**What you have to do:**
Please copy out every one of the following lines word for word, from the first to the last.
•••••
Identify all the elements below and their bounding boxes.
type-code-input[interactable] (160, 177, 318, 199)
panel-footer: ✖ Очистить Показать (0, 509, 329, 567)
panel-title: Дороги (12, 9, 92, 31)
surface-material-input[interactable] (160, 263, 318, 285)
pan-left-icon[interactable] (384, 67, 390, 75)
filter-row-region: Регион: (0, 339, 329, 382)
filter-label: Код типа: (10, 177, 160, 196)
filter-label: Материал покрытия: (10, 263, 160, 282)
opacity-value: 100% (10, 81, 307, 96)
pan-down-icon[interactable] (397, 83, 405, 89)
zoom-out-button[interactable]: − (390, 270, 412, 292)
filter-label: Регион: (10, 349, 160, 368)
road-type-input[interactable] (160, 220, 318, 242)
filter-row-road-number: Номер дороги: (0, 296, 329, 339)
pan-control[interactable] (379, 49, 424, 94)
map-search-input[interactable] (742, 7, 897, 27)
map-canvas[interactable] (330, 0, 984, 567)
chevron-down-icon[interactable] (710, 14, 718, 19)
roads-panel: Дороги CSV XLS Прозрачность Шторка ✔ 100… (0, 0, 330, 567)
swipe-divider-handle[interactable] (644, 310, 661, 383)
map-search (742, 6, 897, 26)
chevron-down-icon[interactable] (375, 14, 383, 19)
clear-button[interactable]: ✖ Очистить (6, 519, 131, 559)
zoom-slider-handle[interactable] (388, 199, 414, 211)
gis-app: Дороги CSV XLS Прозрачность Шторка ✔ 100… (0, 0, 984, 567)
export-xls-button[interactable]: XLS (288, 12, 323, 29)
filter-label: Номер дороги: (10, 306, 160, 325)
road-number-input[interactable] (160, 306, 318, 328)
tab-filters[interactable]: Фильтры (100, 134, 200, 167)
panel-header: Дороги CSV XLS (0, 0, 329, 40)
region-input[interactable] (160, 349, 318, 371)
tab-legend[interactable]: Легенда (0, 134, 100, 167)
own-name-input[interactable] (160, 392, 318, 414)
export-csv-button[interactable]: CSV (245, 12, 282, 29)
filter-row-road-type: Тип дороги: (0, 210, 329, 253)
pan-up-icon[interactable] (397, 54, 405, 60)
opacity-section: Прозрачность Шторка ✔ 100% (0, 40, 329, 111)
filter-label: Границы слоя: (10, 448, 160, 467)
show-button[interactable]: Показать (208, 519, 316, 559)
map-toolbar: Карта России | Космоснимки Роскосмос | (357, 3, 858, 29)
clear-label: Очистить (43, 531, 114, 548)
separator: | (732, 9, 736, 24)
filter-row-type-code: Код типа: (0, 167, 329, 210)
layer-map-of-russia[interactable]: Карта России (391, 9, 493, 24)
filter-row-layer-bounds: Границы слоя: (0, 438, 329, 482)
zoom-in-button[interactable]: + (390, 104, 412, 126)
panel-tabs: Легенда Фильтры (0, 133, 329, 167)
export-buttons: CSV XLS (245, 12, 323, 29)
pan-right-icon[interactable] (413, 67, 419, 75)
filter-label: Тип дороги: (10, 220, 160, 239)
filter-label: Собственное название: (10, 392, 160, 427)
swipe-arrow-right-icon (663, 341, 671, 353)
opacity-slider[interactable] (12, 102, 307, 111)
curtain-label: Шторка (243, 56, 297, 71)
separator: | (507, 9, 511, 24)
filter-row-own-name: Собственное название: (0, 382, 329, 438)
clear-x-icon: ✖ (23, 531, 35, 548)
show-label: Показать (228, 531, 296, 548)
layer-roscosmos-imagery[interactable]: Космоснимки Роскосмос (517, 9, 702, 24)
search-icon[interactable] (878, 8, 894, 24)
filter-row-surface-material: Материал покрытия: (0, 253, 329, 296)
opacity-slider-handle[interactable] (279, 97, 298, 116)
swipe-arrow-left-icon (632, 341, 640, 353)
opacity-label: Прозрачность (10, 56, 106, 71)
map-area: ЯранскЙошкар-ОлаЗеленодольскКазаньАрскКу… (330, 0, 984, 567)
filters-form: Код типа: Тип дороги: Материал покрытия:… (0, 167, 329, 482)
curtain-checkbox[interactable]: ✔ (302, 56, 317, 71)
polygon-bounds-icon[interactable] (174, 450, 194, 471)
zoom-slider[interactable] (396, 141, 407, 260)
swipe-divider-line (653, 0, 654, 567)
•••••
**Solution:**
Identify all the elements below and their bounding boxes.
type-code-input[interactable] (160, 177, 318, 199)
panel-footer: ✖ Очистить Показать (0, 509, 329, 567)
panel-title: Дороги (12, 9, 92, 31)
surface-material-input[interactable] (160, 263, 318, 285)
pan-left-icon[interactable] (384, 67, 390, 75)
filter-row-region: Регион: (0, 339, 329, 382)
filter-label: Код типа: (10, 177, 160, 196)
filter-label: Материал покрытия: (10, 263, 160, 282)
opacity-value: 100% (10, 81, 307, 96)
pan-down-icon[interactable] (397, 83, 405, 89)
zoom-out-button[interactable]: − (390, 270, 412, 292)
filter-label: Регион: (10, 349, 160, 368)
road-type-input[interactable] (160, 220, 318, 242)
filter-row-road-number: Номер дороги: (0, 296, 329, 339)
pan-control[interactable] (379, 49, 424, 94)
map-search-input[interactable] (742, 7, 897, 27)
map-canvas[interactable] (330, 0, 984, 567)
chevron-down-icon[interactable] (710, 14, 718, 19)
roads-panel: Дороги CSV XLS Прозрачность Шторка ✔ 100… (0, 0, 330, 567)
swipe-divider-handle[interactable] (644, 310, 661, 383)
map-search (742, 6, 897, 26)
chevron-down-icon[interactable] (375, 14, 383, 19)
clear-button[interactable]: ✖ Очистить (6, 519, 131, 559)
zoom-slider-handle[interactable] (388, 199, 414, 211)
gis-app: Дороги CSV XLS Прозрачность Шторка ✔ 100… (0, 0, 984, 567)
export-xls-button[interactable]: XLS (288, 12, 323, 29)
filter-label: Номер дороги: (10, 306, 160, 325)
road-number-input[interactable] (160, 306, 318, 328)
tab-filters[interactable]: Фильтры (100, 134, 200, 167)
panel-header: Дороги CSV XLS (0, 0, 329, 40)
region-input[interactable] (160, 349, 318, 371)
tab-legend[interactable]: Легенда (0, 134, 100, 167)
own-name-input[interactable] (160, 392, 318, 414)
export-csv-button[interactable]: CSV (245, 12, 282, 29)
filter-row-road-type: Тип дороги: (0, 210, 329, 253)
pan-up-icon[interactable] (397, 54, 405, 60)
opacity-section: Прозрачность Шторка ✔ 100% (0, 40, 329, 111)
filter-label: Границы слоя: (10, 448, 160, 467)
show-button[interactable]: Показать (208, 519, 316, 559)
map-toolbar: Карта России | Космоснимки Роскосмос | (357, 3, 858, 29)
clear-label: Очистить (43, 531, 114, 548)
separator: | (732, 9, 736, 24)
filter-row-type-code: Код типа: (0, 167, 329, 210)
layer-map-of-russia[interactable]: Карта России (391, 9, 493, 24)
filter-row-layer-bounds: Границы слоя: (0, 438, 329, 482)
zoom-in-button[interactable]: + (390, 104, 412, 126)
panel-tabs: Легенда Фильтры (0, 133, 329, 167)
export-buttons: CSV XLS (245, 12, 323, 29)
pan-right-icon[interactable] (413, 67, 419, 75)
filter-label: Тип дороги: (10, 220, 160, 239)
filter-label: Собственное название: (10, 392, 160, 427)
swipe-arrow-right-icon (663, 341, 671, 353)
opacity-slider[interactable] (12, 102, 307, 111)
curtain-label: Шторка (243, 56, 297, 71)
separator: | (507, 9, 511, 24)
filter-row-own-name: Собственное название: (0, 382, 329, 438)
clear-x-icon: ✖ (23, 531, 35, 548)
show-label: Показать (228, 531, 296, 548)
layer-roscosmos-imagery[interactable]: Космоснимки Роскосмос (517, 9, 702, 24)
search-icon[interactable] (878, 8, 894, 24)
filter-row-surface-material: Материал покрытия: (0, 253, 329, 296)
opacity-slider-handle[interactable] (279, 97, 298, 116)
swipe-arrow-left-icon (632, 341, 640, 353)
opacity-label: Прозрачность (10, 56, 106, 71)
map-area: ЯранскЙошкар-ОлаЗеленодольскКазаньАрскКу… (330, 0, 984, 567)
filters-form: Код типа: Тип дороги: Материал покрытия:… (0, 167, 329, 482)
curtain-checkbox[interactable]: ✔ (302, 56, 317, 71)
polygon-bounds-icon[interactable] (174, 450, 194, 471)
zoom-slider[interactable] (396, 141, 407, 260)
swipe-divider-line (653, 0, 654, 567)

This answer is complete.